Extracted data entries
━━━━━━

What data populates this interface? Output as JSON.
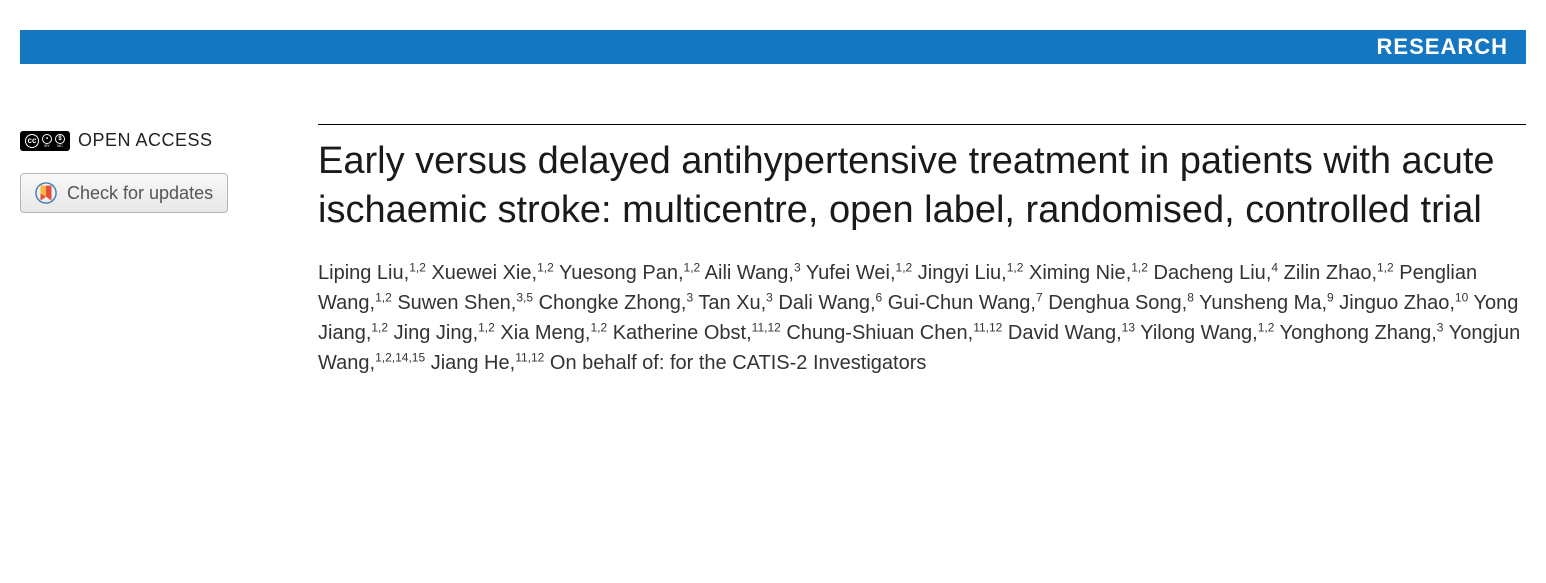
{
  "colors": {
    "header_bar": "#1576c2",
    "header_text": "#ffffff",
    "title_text": "#1a1a1a",
    "author_text": "#333333",
    "button_text": "#555555",
    "rule": "#000000",
    "background": "#ffffff"
  },
  "header": {
    "section_label": "RESEARCH"
  },
  "sidebar": {
    "open_access_label": "OPEN ACCESS",
    "cc_badge_alt": "CC BY-NC",
    "check_updates_label": "Check for updates"
  },
  "article": {
    "title": "Early versus delayed antihypertensive treatment in patients with acute ischaemic stroke: multicentre, open label, randomised, controlled trial",
    "authors": [
      {
        "name": "Liping Liu",
        "affil": "1,2"
      },
      {
        "name": "Xuewei Xie",
        "affil": "1,2"
      },
      {
        "name": "Yuesong Pan",
        "affil": "1,2"
      },
      {
        "name": "Aili Wang",
        "affil": "3"
      },
      {
        "name": "Yufei Wei",
        "affil": "1,2"
      },
      {
        "name": "Jingyi Liu",
        "affil": "1,2"
      },
      {
        "name": "Ximing Nie",
        "affil": "1,2"
      },
      {
        "name": "Dacheng Liu",
        "affil": "4"
      },
      {
        "name": "Zilin Zhao",
        "affil": "1,2"
      },
      {
        "name": "Penglian Wang",
        "affil": "1,2"
      },
      {
        "name": "Suwen Shen",
        "affil": "3,5"
      },
      {
        "name": "Chongke Zhong",
        "affil": "3"
      },
      {
        "name": "Tan Xu",
        "affil": "3"
      },
      {
        "name": "Dali Wang",
        "affil": "6"
      },
      {
        "name": "Gui-Chun Wang",
        "affil": "7"
      },
      {
        "name": "Denghua Song",
        "affil": "8"
      },
      {
        "name": "Yunsheng Ma",
        "affil": "9"
      },
      {
        "name": "Jinguo Zhao",
        "affil": "10"
      },
      {
        "name": "Yong Jiang",
        "affil": "1,2"
      },
      {
        "name": "Jing Jing",
        "affil": "1,2"
      },
      {
        "name": "Xia Meng",
        "affil": "1,2"
      },
      {
        "name": "Katherine Obst",
        "affil": "11,12"
      },
      {
        "name": "Chung-Shiuan Chen",
        "affil": "11,12"
      },
      {
        "name": "David Wang",
        "affil": "13"
      },
      {
        "name": "Yilong Wang",
        "affil": "1,2"
      },
      {
        "name": "Yonghong Zhang",
        "affil": "3"
      },
      {
        "name": "Yongjun Wang",
        "affil": "1,2,14,15"
      },
      {
        "name": "Jiang He",
        "affil": "11,12"
      }
    ],
    "group_author": "On behalf of: for the CATIS-2 Investigators"
  }
}
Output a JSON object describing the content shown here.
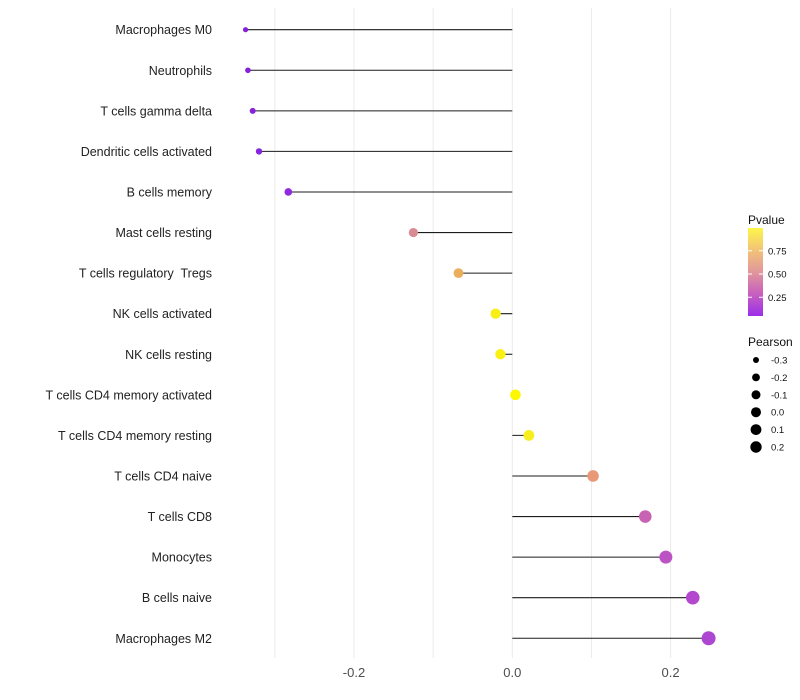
{
  "chart_data": {
    "type": "scatter",
    "subtype": "lollipop",
    "title": "",
    "xlabel": "",
    "ylabel": "",
    "xlim": [
      -0.366,
      0.277
    ],
    "grid": "vertical-only",
    "x_axis": {
      "tick_values": [
        -0.2,
        0.0,
        0.2
      ],
      "tick_labels": [
        "-0.2",
        "0.0",
        "0.2"
      ],
      "gridline_values": [
        -0.3,
        -0.2,
        -0.1,
        0.0,
        0.1,
        0.2
      ]
    },
    "categories": [
      "Macrophages M0",
      "Neutrophils",
      "T cells gamma delta",
      "Dendritic cells activated",
      "B cells memory",
      "Mast cells resting",
      "T cells regulatory  Tregs",
      "NK cells activated",
      "NK cells resting",
      "T cells CD4 memory activated",
      "T cells CD4 memory resting",
      "T cells CD4 naive",
      "T cells CD8",
      "Monocytes",
      "B cells naive",
      "Macrophages M2"
    ],
    "points": [
      {
        "label": "Macrophages M0",
        "pearson": -0.337,
        "pvalue": 0.04,
        "color": "#8321DB",
        "radius": 2.6
      },
      {
        "label": "Neutrophils",
        "pearson": -0.334,
        "pvalue": 0.04,
        "color": "#8321DB",
        "radius": 2.8
      },
      {
        "label": "T cells gamma delta",
        "pearson": -0.328,
        "pvalue": 0.05,
        "color": "#8423DB",
        "radius": 3.0
      },
      {
        "label": "Dendritic cells activated",
        "pearson": -0.32,
        "pvalue": 0.06,
        "color": "#8526DE",
        "radius": 3.2
      },
      {
        "label": "B cells memory",
        "pearson": -0.283,
        "pvalue": 0.09,
        "color": "#9029E2",
        "radius": 3.8
      },
      {
        "label": "Mast cells resting",
        "pearson": -0.125,
        "pvalue": 0.55,
        "color": "#D98A93",
        "radius": 4.6
      },
      {
        "label": "T cells regulatory  Tregs",
        "pearson": -0.068,
        "pvalue": 0.7,
        "color": "#EBAE5C",
        "radius": 4.9
      },
      {
        "label": "NK cells activated",
        "pearson": -0.021,
        "pvalue": 0.9,
        "color": "#F8EF17",
        "radius": 5.2
      },
      {
        "label": "NK cells resting",
        "pearson": -0.015,
        "pvalue": 0.92,
        "color": "#F9F112",
        "radius": 5.2
      },
      {
        "label": "T cells CD4 memory activated",
        "pearson": 0.004,
        "pvalue": 0.99,
        "color": "#FDF702",
        "radius": 5.3
      },
      {
        "label": "T cells CD4 memory resting",
        "pearson": 0.021,
        "pvalue": 0.88,
        "color": "#F7EE20",
        "radius": 5.4
      },
      {
        "label": "T cells CD4 naive",
        "pearson": 0.102,
        "pvalue": 0.62,
        "color": "#E89A78",
        "radius": 5.8
      },
      {
        "label": "T cells CD8",
        "pearson": 0.168,
        "pvalue": 0.42,
        "color": "#C862B2",
        "radius": 6.3
      },
      {
        "label": "Monocytes",
        "pearson": 0.194,
        "pvalue": 0.34,
        "color": "#BC53C4",
        "radius": 6.5
      },
      {
        "label": "B cells naive",
        "pearson": 0.228,
        "pvalue": 0.27,
        "color": "#B348CE",
        "radius": 6.8
      },
      {
        "label": "Macrophages M2",
        "pearson": 0.248,
        "pvalue": 0.22,
        "color": "#AD46D1",
        "radius": 7.0
      }
    ],
    "legend": {
      "position": "right",
      "pvalue": {
        "title": "Pvalue",
        "ticks": [
          {
            "value": 0.75,
            "label": "0.75"
          },
          {
            "value": 0.5,
            "label": "0.50"
          },
          {
            "value": 0.25,
            "label": "0.25"
          }
        ],
        "gradient_top_to_bottom": [
          "#FDF64B",
          "#F2C377",
          "#E1979B",
          "#C75FBE",
          "#9B2FEA"
        ]
      },
      "pearson": {
        "title": "Pearson",
        "entries": [
          {
            "value": -0.3,
            "label": "-0.3",
            "radius": 3.0
          },
          {
            "value": -0.2,
            "label": "-0.2",
            "radius": 3.9
          },
          {
            "value": -0.1,
            "label": "-0.1",
            "radius": 4.5
          },
          {
            "value": 0.0,
            "label": "0.0",
            "radius": 5.0
          },
          {
            "value": 0.1,
            "label": "0.1",
            "radius": 5.4
          },
          {
            "value": 0.2,
            "label": "0.2",
            "radius": 5.7
          }
        ]
      }
    },
    "colors": {
      "stem": "#1C1C1C",
      "gridline": "#EBEBEB",
      "axis_text": "#4D4D4D",
      "category_text": "#222222",
      "legend_text": "#111111",
      "background": "#FFFFFF"
    }
  }
}
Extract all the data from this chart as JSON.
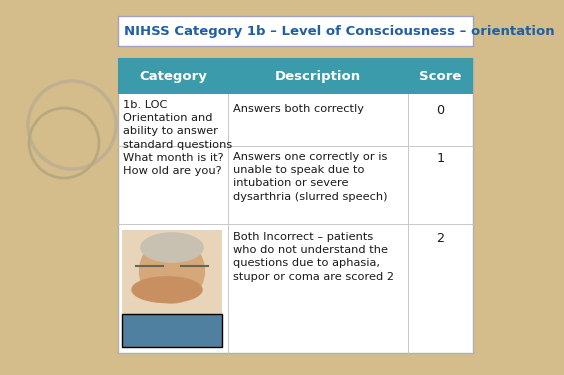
{
  "title": "NIHSS Category 1b – Level of Consciousness – orientation",
  "title_color": "#1F5FA6",
  "title_fontsize": 9.5,
  "bg_color": "#D4BD8A",
  "table_bg": "#FFFFFF",
  "header_bg": "#3C9BAA",
  "header_text_color": "#FFFFFF",
  "header_fontsize": 9.5,
  "body_fontsize": 8.2,
  "body_text_color": "#1A1A1A",
  "col_headers": [
    "Category",
    "Description",
    "Score"
  ],
  "category_text": "1b. LOC\nOrientation and\nability to answer\nstandard questions\nWhat month is it?\nHow old are you?",
  "rows": [
    {
      "description": "Answers both correctly",
      "score": "0"
    },
    {
      "description": "Answers one correctly or is\nunable to speak due to\nintubation or severe\ndysarthria (slurred speech)",
      "score": "1"
    },
    {
      "description": "Both Incorrect – patients\nwho do not understand the\nquestions due to aphasia,\nstupor or coma are scored 2",
      "score": "2"
    }
  ],
  "title_box_facecolor": "#FFFFFF",
  "title_box_edgecolor": "#A0A0C0",
  "circle1_color": "#C9B580",
  "circle2_color": "#BEA570",
  "circle3_color": "#D8CEAD",
  "table_border_color": "#B0B0B0",
  "separator_color": "#C8C8C8"
}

━━━━━━

Show all lines from the records above where the word "this" occurs.

What data populates this interface? Output as JSON.
Extract all the data from this chart as JSON.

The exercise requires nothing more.